Exercise inputs ▸
======
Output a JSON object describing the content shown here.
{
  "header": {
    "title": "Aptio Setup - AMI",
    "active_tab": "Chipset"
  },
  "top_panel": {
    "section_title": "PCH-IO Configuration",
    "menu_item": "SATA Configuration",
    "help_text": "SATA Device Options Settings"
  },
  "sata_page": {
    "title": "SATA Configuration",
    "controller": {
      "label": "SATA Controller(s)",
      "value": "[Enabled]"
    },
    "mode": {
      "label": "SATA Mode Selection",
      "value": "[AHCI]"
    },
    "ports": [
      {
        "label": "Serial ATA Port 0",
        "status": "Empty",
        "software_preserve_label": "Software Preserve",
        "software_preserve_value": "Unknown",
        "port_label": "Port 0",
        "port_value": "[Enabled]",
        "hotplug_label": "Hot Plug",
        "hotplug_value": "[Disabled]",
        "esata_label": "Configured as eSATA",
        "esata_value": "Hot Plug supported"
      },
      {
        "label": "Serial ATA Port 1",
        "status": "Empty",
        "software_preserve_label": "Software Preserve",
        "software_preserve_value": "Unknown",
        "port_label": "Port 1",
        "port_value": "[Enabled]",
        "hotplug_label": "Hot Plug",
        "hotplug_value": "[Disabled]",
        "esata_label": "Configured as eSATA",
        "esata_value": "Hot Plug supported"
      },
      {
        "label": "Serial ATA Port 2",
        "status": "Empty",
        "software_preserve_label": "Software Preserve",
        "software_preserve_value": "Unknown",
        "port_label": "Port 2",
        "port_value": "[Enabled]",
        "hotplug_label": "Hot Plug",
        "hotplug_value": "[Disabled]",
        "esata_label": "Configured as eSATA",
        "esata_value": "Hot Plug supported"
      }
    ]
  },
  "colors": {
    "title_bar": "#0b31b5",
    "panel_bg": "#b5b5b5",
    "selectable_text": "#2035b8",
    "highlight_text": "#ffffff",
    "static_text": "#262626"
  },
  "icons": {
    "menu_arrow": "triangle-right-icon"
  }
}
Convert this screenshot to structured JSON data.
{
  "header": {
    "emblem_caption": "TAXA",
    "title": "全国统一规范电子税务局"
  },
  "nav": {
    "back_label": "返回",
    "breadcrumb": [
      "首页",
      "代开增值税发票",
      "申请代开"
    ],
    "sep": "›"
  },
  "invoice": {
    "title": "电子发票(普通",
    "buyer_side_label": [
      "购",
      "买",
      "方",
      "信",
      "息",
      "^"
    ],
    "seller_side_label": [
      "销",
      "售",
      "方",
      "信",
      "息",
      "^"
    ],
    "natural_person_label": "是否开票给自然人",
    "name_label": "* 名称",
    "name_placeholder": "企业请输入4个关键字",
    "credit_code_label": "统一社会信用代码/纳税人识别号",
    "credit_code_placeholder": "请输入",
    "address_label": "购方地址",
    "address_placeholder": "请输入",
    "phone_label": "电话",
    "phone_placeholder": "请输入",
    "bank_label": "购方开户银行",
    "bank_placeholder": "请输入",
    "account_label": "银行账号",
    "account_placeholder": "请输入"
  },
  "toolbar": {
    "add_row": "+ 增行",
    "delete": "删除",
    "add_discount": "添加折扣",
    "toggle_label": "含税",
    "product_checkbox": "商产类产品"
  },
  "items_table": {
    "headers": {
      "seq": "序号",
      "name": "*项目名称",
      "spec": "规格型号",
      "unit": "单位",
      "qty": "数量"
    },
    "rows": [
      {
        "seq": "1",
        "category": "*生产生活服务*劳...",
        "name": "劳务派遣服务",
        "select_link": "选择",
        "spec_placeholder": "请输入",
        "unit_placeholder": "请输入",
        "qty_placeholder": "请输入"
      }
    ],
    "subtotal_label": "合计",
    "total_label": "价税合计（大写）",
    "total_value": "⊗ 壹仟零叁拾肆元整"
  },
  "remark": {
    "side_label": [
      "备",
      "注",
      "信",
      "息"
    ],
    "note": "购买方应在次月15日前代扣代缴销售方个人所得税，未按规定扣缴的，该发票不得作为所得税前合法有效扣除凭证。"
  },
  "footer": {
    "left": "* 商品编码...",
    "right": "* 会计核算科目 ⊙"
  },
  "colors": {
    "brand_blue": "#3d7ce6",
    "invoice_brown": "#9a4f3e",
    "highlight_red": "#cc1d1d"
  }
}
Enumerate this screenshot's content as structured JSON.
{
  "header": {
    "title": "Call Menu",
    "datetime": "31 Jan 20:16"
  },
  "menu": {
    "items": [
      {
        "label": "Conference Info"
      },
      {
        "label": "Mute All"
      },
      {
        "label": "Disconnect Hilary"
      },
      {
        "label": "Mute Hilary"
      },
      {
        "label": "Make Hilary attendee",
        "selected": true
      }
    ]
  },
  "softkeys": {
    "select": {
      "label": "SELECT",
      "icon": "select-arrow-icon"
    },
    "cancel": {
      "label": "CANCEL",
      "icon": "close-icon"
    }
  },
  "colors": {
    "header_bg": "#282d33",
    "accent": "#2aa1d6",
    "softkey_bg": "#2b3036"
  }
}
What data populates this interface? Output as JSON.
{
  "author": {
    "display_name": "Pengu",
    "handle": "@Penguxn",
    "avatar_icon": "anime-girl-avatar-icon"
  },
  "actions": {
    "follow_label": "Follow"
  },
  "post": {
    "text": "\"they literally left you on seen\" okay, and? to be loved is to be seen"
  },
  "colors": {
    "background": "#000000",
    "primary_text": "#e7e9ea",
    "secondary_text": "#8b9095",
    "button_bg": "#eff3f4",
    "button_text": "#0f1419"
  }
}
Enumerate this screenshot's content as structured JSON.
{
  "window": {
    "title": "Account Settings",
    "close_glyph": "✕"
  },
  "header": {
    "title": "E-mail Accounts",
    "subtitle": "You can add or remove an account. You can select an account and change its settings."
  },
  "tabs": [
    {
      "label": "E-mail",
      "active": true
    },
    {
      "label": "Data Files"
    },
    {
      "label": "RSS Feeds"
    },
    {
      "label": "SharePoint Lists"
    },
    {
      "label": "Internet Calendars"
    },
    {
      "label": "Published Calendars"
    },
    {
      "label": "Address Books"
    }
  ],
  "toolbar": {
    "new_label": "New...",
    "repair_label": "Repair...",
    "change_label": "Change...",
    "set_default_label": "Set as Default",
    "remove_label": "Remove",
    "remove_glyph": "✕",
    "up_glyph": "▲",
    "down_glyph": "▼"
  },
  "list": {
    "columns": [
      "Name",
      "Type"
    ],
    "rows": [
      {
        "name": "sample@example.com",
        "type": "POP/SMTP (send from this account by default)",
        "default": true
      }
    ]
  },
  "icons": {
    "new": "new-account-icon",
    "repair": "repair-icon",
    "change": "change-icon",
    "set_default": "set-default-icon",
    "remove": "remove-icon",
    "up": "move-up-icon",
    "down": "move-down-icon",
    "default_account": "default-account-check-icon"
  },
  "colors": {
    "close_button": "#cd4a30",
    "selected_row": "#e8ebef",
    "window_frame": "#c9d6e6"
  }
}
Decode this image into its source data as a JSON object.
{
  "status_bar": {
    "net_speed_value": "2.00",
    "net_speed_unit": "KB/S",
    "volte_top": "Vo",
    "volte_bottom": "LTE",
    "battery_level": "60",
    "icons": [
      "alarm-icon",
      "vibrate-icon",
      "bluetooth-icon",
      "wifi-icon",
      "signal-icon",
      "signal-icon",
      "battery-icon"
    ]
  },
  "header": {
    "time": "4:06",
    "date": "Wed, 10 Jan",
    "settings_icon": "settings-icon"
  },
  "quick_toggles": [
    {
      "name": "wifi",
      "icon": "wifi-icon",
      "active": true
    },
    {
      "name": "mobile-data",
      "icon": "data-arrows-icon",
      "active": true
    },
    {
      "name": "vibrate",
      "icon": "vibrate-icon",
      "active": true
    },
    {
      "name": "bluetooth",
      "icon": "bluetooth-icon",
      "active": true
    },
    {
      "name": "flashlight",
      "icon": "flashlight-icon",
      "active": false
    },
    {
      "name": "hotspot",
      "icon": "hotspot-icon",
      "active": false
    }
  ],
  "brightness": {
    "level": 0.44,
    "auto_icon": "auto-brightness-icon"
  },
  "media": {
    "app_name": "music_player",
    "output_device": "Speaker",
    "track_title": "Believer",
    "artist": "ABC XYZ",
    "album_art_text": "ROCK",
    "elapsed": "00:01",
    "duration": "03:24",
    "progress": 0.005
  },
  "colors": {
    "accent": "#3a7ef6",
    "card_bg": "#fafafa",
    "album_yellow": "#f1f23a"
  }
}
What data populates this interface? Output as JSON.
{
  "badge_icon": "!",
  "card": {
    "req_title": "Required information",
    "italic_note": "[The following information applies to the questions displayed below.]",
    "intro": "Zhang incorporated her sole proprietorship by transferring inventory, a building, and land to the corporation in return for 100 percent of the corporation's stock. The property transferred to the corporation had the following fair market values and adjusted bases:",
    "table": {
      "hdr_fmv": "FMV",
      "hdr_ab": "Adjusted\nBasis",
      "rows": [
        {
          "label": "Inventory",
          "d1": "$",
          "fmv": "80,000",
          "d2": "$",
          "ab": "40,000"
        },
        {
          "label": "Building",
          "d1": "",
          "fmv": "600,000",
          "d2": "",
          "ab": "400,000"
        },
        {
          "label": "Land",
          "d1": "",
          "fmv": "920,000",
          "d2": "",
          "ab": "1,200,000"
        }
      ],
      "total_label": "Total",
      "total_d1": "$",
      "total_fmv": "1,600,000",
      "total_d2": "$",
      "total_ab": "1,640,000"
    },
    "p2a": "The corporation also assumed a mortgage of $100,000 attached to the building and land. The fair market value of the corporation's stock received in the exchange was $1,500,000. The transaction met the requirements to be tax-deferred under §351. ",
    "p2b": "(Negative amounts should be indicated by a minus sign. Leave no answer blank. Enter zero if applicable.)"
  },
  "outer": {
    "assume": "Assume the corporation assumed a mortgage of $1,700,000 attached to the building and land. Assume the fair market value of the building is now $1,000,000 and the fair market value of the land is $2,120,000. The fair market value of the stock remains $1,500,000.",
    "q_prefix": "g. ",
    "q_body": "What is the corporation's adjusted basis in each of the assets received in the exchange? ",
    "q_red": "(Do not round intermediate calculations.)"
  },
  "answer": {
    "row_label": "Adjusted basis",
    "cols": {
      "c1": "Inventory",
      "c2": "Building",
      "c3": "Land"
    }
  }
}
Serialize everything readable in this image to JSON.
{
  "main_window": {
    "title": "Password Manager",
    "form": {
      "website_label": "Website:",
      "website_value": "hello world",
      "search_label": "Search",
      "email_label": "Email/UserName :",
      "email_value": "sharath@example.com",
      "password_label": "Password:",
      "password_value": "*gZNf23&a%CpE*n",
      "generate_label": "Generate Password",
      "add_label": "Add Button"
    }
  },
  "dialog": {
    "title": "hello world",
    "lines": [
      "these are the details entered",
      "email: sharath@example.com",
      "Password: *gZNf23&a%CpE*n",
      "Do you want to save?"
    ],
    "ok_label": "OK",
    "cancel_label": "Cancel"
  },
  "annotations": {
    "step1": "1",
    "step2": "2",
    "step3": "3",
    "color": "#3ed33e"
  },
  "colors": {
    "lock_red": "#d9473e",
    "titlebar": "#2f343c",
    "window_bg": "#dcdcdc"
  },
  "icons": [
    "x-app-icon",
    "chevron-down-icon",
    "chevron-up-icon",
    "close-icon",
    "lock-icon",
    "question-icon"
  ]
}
======
Task instructions ▸ Read the entries and select each line where the word "following" is found.

Result for this task ▸
    "italic_note": "[The following information applies to the questions displayed below.]",
    "intro": "Zhang incorporated her sole proprietorship by transferring inventory, a building, and land to the corporation in return for 100 percent of the corporation's stock. The property transferred to the corporation had the following fair market values and adjusted bases:",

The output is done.